*Task statement*
Output all lines exactly, with nothing added or dropped.
##########
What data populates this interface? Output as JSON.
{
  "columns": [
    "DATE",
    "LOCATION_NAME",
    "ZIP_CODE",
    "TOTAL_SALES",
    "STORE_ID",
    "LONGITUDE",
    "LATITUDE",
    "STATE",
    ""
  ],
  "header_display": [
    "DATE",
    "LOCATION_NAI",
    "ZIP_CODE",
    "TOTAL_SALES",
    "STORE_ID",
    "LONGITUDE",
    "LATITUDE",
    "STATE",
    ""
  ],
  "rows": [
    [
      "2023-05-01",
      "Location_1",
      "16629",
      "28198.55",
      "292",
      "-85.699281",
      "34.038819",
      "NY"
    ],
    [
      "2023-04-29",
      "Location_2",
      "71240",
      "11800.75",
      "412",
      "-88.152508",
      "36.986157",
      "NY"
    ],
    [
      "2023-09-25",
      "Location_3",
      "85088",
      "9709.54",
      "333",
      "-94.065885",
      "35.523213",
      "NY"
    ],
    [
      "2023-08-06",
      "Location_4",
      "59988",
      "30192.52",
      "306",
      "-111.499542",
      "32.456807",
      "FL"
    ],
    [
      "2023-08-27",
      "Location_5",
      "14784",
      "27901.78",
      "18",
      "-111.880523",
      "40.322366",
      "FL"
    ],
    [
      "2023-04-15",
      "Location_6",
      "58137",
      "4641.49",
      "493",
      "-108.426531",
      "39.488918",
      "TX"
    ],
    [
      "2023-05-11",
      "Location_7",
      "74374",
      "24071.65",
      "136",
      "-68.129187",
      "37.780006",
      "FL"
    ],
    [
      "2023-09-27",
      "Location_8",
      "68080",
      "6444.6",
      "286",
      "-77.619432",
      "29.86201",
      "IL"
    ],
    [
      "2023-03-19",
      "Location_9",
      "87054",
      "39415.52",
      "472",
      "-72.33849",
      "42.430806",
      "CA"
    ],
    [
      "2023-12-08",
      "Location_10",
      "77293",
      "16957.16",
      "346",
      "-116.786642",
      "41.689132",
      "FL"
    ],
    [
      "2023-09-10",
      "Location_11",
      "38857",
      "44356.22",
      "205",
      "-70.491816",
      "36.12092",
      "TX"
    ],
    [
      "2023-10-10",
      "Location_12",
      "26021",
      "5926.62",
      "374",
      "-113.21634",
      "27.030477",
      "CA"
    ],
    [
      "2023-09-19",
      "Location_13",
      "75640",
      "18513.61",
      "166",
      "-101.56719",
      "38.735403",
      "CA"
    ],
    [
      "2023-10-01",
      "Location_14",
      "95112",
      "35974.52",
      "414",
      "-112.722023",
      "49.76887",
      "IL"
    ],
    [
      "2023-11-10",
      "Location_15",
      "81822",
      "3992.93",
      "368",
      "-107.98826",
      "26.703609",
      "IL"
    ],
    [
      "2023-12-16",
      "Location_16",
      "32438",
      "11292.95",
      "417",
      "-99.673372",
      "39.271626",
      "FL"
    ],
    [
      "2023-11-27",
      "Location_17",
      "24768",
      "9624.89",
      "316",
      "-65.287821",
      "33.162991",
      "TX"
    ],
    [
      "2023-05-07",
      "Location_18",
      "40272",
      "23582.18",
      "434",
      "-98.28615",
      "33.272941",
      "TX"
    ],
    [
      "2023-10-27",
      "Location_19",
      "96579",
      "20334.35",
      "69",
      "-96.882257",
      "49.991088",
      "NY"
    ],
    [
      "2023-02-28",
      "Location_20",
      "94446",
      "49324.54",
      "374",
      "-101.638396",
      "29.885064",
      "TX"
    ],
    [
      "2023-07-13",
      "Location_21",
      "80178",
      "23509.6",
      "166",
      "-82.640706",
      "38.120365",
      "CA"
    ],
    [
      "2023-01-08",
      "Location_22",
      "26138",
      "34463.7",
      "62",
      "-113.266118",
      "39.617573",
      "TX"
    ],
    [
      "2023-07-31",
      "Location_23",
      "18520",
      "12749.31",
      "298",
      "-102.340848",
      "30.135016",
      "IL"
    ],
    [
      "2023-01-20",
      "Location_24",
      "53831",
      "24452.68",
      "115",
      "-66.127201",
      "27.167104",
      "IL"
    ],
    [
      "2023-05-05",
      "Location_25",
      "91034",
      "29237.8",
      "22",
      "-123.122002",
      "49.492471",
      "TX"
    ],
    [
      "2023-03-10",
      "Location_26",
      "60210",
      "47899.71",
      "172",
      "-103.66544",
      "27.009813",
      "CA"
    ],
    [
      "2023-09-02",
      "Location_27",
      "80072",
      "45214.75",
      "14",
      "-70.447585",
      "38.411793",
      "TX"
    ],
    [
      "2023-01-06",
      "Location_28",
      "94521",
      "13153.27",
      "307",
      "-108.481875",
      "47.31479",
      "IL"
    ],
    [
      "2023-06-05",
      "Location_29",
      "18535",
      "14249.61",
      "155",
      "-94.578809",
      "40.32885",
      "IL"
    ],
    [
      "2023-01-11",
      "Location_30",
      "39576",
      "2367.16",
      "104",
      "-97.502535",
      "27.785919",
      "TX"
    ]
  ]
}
##########
*Final result*
What data populates this interface? Output as JSON.
{
  "columns": [
    "DATE",
    "LOCATION_NAME",
    "ZIP_CODE",
    "TOTAL_SALES",
    "STORE_ID",
    "LONGITUDE",
    "LATITUDE",
    "STATE",
    ""
  ],
  "header_display": [
    "DATE",
    "LOCATION_NAI",
    "ZIP_CODE",
    "TOTAL_SALES",
    "STORE_ID",
    "LONGITUDE",
    "LATITUDE",
    "STATE",
    ""
  ],
  "rows": [
    [
      "2023-05-01",
      "Location_1",
      "16629",
      "28198.55",
      "292",
      "-85.699281",
      "34.038819",
      "NY"
    ],
    [
      "2023-04-29",
      "Location_2",
      "71240",
      "11800.75",
      "412",
      "-88.152508",
      "36.986157",
      "NY"
    ],
    [
      "2023-09-25",
      "Location_3",
      "85088",
      "9709.54",
      "333",
      "-94.065885",
      "35.523213",
      "NY"
    ],
    [
      "2023-08-06",
      "Location_4",
      "59988",
      "30192.52",
      "306",
      "-111.499542",
      "32.456807",
      "FL"
    ],
    [
      "2023-08-27",
      "Location_5",
      "14784",
      "27901.78",
      "18",
      "-111.880523",
      "40.322366",
      "FL"
    ],
    [
      "2023-04-15",
      "Location_6",
      "58137",
      "4641.49",
      "493",
      "-108.426531",
      "39.488918",
      "TX"
    ],
    [
      "2023-05-11",
      "Location_7",
      "74374",
      "24071.65",
      "136",
      "-68.129187",
      "37.780006",
      "FL"
    ],
    [
      "2023-09-27",
      "Location_8",
      "68080",
      "6444.6",
      "286",
      "-77.619432",
      "29.86201",
      "IL"
    ],
    [
      "2023-03-19",
      "Location_9",
      "87054",
      "39415.52",
      "472",
      "-72.33849",
      "42.430806",
      "CA"
    ],
    [
      "2023-12-08",
      "Location_10",
      "77293",
      "16957.16",
      "346",
      "-116.786642",
      "41.689132",
      "FL"
    ],
    [
      "2023-09-10",
      "Location_11",
      "38857",
      "44356.22",
      "205",
      "-70.491816",
      "36.12092",
      "TX"
    ],
    [
      "2023-10-10",
      "Location_12",
      "26021",
      "5926.62",
      "374",
      "-113.21634",
      "27.030477",
      "CA"
    ],
    [
      "2023-09-19",
      "Location_13",
      "75640",
      "18513.61",
      "166",
      "-101.56719",
      "38.735403",
      "CA"
    ],
    [
      "2023-10-01",
      "Location_14",
      "95112",
      "35974.52",
      "414",
      "-112.722023",
      "49.76887",
      "IL"
    ],
    [
      "2023-11-10",
      "Location_15",
      "81822",
      "3992.93",
      "368",
      "-107.98826",
      "26.703609",
      "IL"
    ],
    [
      "2023-12-16",
      "Location_16",
      "32438",
      "11292.95",
      "417",
      "-99.673372",
      "39.271626",
      "FL"
    ],
    [
      "2023-11-27",
      "Location_17",
      "24768",
      "9624.89",
      "316",
      "-65.287821",
      "33.162991",
      "TX"
    ],
    [
      "2023-05-07",
      "Location_18",
      "40272",
      "23582.18",
      "434",
      "-98.28615",
      "33.272941",
      "TX"
    ],
    [
      "2023-10-27",
      "Location_19",
      "96579",
      "20334.35",
      "69",
      "-96.882257",
      "49.991088",
      "NY"
    ],
    [
      "2023-02-28",
      "Location_20",
      "94446",
      "49324.54",
      "374",
      "-101.638396",
      "29.885064",
      "TX"
    ],
    [
      "2023-07-13",
      "Location_21",
      "80178",
      "23509.6",
      "166",
      "-82.640706",
      "38.120365",
      "CA"
    ],
    [
      "2023-01-08",
      "Location_22",
      "26138",
      "34463.7",
      "62",
      "-113.266118",
      "39.617573",
      "TX"
    ],
    [
      "2023-07-31",
      "Location_23",
      "18520",
      "12749.31",
      "298",
      "-102.340848",
      "30.135016",
      "IL"
    ],
    [
      "2023-01-20",
      "Location_24",
      "53831",
      "24452.68",
      "115",
      "-66.127201",
      "27.167104",
      "IL"
    ],
    [
      "2023-05-05",
      "Location_25",
      "91034",
      "29237.8",
      "22",
      "-123.122002",
      "49.492471",
      "TX"
    ],
    [
      "2023-03-10",
      "Location_26",
      "60210",
      "47899.71",
      "172",
      "-103.66544",
      "27.009813",
      "CA"
    ],
    [
      "2023-09-02",
      "Location_27",
      "80072",
      "45214.75",
      "14",
      "-70.447585",
      "38.411793",
      "TX"
    ],
    [
      "2023-01-06",
      "Location_28",
      "94521",
      "13153.27",
      "307",
      "-108.481875",
      "47.31479",
      "IL"
    ],
    [
      "2023-06-05",
      "Location_29",
      "18535",
      "14249.61",
      "155",
      "-94.578809",
      "40.32885",
      "IL"
    ],
    [
      "2023-01-11",
      "Location_30",
      "39576",
      "2367.16",
      "104",
      "-97.502535",
      "27.785919",
      "TX"
    ]
  ]
}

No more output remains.